>> Begin
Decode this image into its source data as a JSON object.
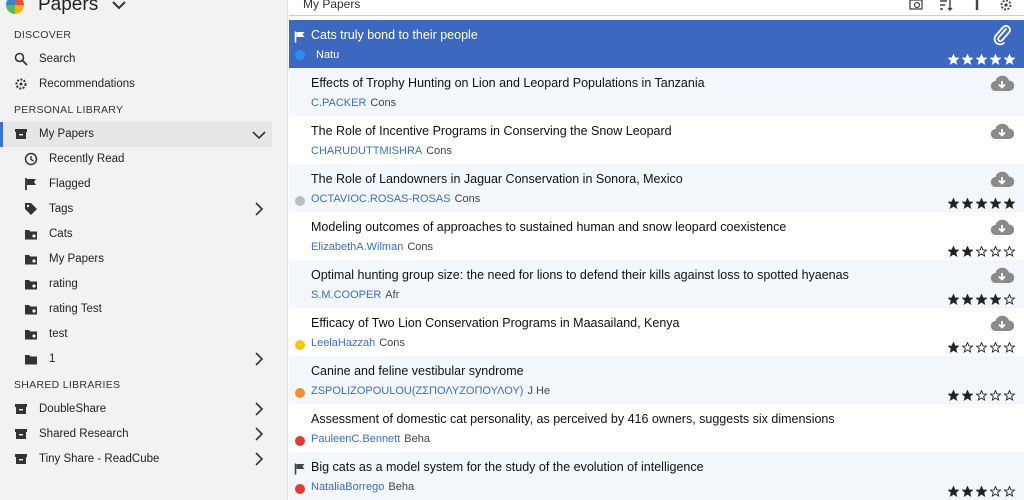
{
  "sidebar": {
    "title": "Papers",
    "sections": {
      "discover": "DISCOVER",
      "personal": "PERSONAL LIBRARY",
      "shared": "SHARED LIBRARIES"
    },
    "discover": [
      {
        "label": "Search",
        "icon": "search-icon"
      },
      {
        "label": "Recommendations",
        "icon": "gear-icon"
      }
    ],
    "personal": [
      {
        "label": "My Papers",
        "icon": "archive-icon",
        "active": true,
        "chevron": "down"
      },
      {
        "label": "Recently Read",
        "icon": "clock-icon"
      },
      {
        "label": "Flagged",
        "icon": "flag-icon"
      },
      {
        "label": "Tags",
        "icon": "tag-icon",
        "chevron": "right"
      },
      {
        "label": "Cats",
        "icon": "folder-icon"
      },
      {
        "label": "My Papers",
        "icon": "folder-icon"
      },
      {
        "label": "rating",
        "icon": "folder-icon"
      },
      {
        "label": "rating Test",
        "icon": "folder-icon"
      },
      {
        "label": "test",
        "icon": "folder-icon"
      },
      {
        "label": "1",
        "icon": "folder-solid-icon",
        "chevron": "right"
      }
    ],
    "shared": [
      {
        "label": "DoubleShare",
        "icon": "archive-icon",
        "chevron": "right"
      },
      {
        "label": "Shared Research",
        "icon": "archive-icon",
        "chevron": "right"
      },
      {
        "label": "Tiny Share - ReadCube",
        "icon": "archive-icon",
        "chevron": "right"
      }
    ]
  },
  "toolbar": {
    "title": "My Papers"
  },
  "papers": [
    {
      "title": "Cats truly bond to their people",
      "authors": "Natu",
      "journal": "",
      "dot": "#2f8cf0",
      "flag": true,
      "rating": 5,
      "status": "attachment",
      "selected": true
    },
    {
      "title": "Effects of Trophy Hunting on Lion and Leopard Populations in Tanzania",
      "authors": "C.PACKER",
      "journal": "Cons",
      "dot": "",
      "flag": false,
      "rating": 0,
      "status": "download"
    },
    {
      "title": "The Role of Incentive Programs in Conserving the Snow Leopard",
      "authors": "CHARUDUTTMISHRA",
      "journal": "Cons",
      "dot": "",
      "flag": false,
      "rating": 0,
      "status": "download"
    },
    {
      "title": "The Role of Landowners in Jaguar Conservation in Sonora, Mexico",
      "authors": "OCTAVIOC.ROSAS-ROSAS",
      "journal": "Cons",
      "dot": "#bdbdbd",
      "flag": false,
      "rating": 5,
      "status": "download"
    },
    {
      "title": "Modeling outcomes of approaches to sustained human and snow leopard coexistence",
      "authors": "ElizabethA.Wilman",
      "journal": "Cons",
      "dot": "",
      "flag": false,
      "rating": 2,
      "status": "download"
    },
    {
      "title": "Optimal hunting group size: the need for lions to defend their kills against loss to spotted hyaenas",
      "authors": "S.M.COOPER",
      "journal": "Afr",
      "dot": "",
      "flag": false,
      "rating": 4,
      "status": "download"
    },
    {
      "title": "Efficacy of Two Lion Conservation Programs in Maasailand, Kenya",
      "authors": "LeelaHazzah",
      "journal": "Cons",
      "dot": "#f5c518",
      "flag": false,
      "rating": 1,
      "status": "download"
    },
    {
      "title": "Canine and feline vestibular syndrome",
      "authors": "ZSPOLIZOPOULOU(ΖΣΠΟΛΥΖΟΠΟΥΛΟΥ)",
      "journal": "J He",
      "dot": "#f0902f",
      "flag": false,
      "rating": 2,
      "status": ""
    },
    {
      "title": "Assessment of domestic cat personality, as perceived by 416 owners, suggests six dimensions",
      "authors": "PauleenC.Bennett",
      "journal": "Beha",
      "dot": "#e53935",
      "flag": false,
      "rating": 0,
      "status": ""
    },
    {
      "title": "Big cats as a model system for the study of the evolution of intelligence",
      "authors": "NataliaBorrego",
      "journal": "Beha",
      "dot": "#e53935",
      "flag": true,
      "rating": 3,
      "status": ""
    }
  ]
}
>> End
* Description of the task
Your copy should hold every record word for word and none of the pictures.

* Completed task
Decode this image into its source data as a JSON object.
{
  "sidebar": {
    "title": "Papers",
    "sections": {
      "discover": "DISCOVER",
      "personal": "PERSONAL LIBRARY",
      "shared": "SHARED LIBRARIES"
    },
    "discover": [
      {
        "label": "Search",
        "icon": "search-icon"
      },
      {
        "label": "Recommendations",
        "icon": "gear-icon"
      }
    ],
    "personal": [
      {
        "label": "My Papers",
        "icon": "archive-icon",
        "active": true,
        "chevron": "down"
      },
      {
        "label": "Recently Read",
        "icon": "clock-icon"
      },
      {
        "label": "Flagged",
        "icon": "flag-icon"
      },
      {
        "label": "Tags",
        "icon": "tag-icon",
        "chevron": "right"
      },
      {
        "label": "Cats",
        "icon": "folder-icon"
      },
      {
        "label": "My Papers",
        "icon": "folder-icon"
      },
      {
        "label": "rating",
        "icon": "folder-icon"
      },
      {
        "label": "rating Test",
        "icon": "folder-icon"
      },
      {
        "label": "test",
        "icon": "folder-icon"
      },
      {
        "label": "1",
        "icon": "folder-solid-icon",
        "chevron": "right"
      }
    ],
    "shared": [
      {
        "label": "DoubleShare",
        "icon": "archive-icon",
        "chevron": "right"
      },
      {
        "label": "Shared Research",
        "icon": "archive-icon",
        "chevron": "right"
      },
      {
        "label": "Tiny Share - ReadCube",
        "icon": "archive-icon",
        "chevron": "right"
      }
    ]
  },
  "toolbar": {
    "title": "My Papers"
  },
  "papers": [
    {
      "title": "Cats truly bond to their people",
      "authors": "Natu",
      "journal": "",
      "dot": "#2f8cf0",
      "flag": true,
      "rating": 5,
      "status": "attachment",
      "selected": true
    },
    {
      "title": "Effects of Trophy Hunting on Lion and Leopard Populations in Tanzania",
      "authors": "C.PACKER",
      "journal": "Cons",
      "dot": "",
      "flag": false,
      "rating": 0,
      "status": "download"
    },
    {
      "title": "The Role of Incentive Programs in Conserving the Snow Leopard",
      "authors": "CHARUDUTTMISHRA",
      "journal": "Cons",
      "dot": "",
      "flag": false,
      "rating": 0,
      "status": "download"
    },
    {
      "title": "The Role of Landowners in Jaguar Conservation in Sonora, Mexico",
      "authors": "OCTAVIOC.ROSAS-ROSAS",
      "journal": "Cons",
      "dot": "#bdbdbd",
      "flag": false,
      "rating": 5,
      "status": "download"
    },
    {
      "title": "Modeling outcomes of approaches to sustained human and snow leopard coexistence",
      "authors": "ElizabethA.Wilman",
      "journal": "Cons",
      "dot": "",
      "flag": false,
      "rating": 2,
      "status": "download"
    },
    {
      "title": "Optimal hunting group size: the need for lions to defend their kills against loss to spotted hyaenas",
      "authors": "S.M.COOPER",
      "journal": "Afr",
      "dot": "",
      "flag": false,
      "rating": 4,
      "status": "download"
    },
    {
      "title": "Efficacy of Two Lion Conservation Programs in Maasailand, Kenya",
      "authors": "LeelaHazzah",
      "journal": "Cons",
      "dot": "#f5c518",
      "flag": false,
      "rating": 1,
      "status": "download"
    },
    {
      "title": "Canine and feline vestibular syndrome",
      "authors": "ZSPOLIZOPOULOU(ΖΣΠΟΛΥΖΟΠΟΥΛΟΥ)",
      "journal": "J He",
      "dot": "#f0902f",
      "flag": false,
      "rating": 2,
      "status": ""
    },
    {
      "title": "Assessment of domestic cat personality, as perceived by 416 owners, suggests six dimensions",
      "authors": "PauleenC.Bennett",
      "journal": "Beha",
      "dot": "#e53935",
      "flag": false,
      "rating": 0,
      "status": ""
    },
    {
      "title": "Big cats as a model system for the study of the evolution of intelligence",
      "authors": "NataliaBorrego",
      "journal": "Beha",
      "dot": "#e53935",
      "flag": true,
      "rating": 3,
      "status": ""
    }
  ]
}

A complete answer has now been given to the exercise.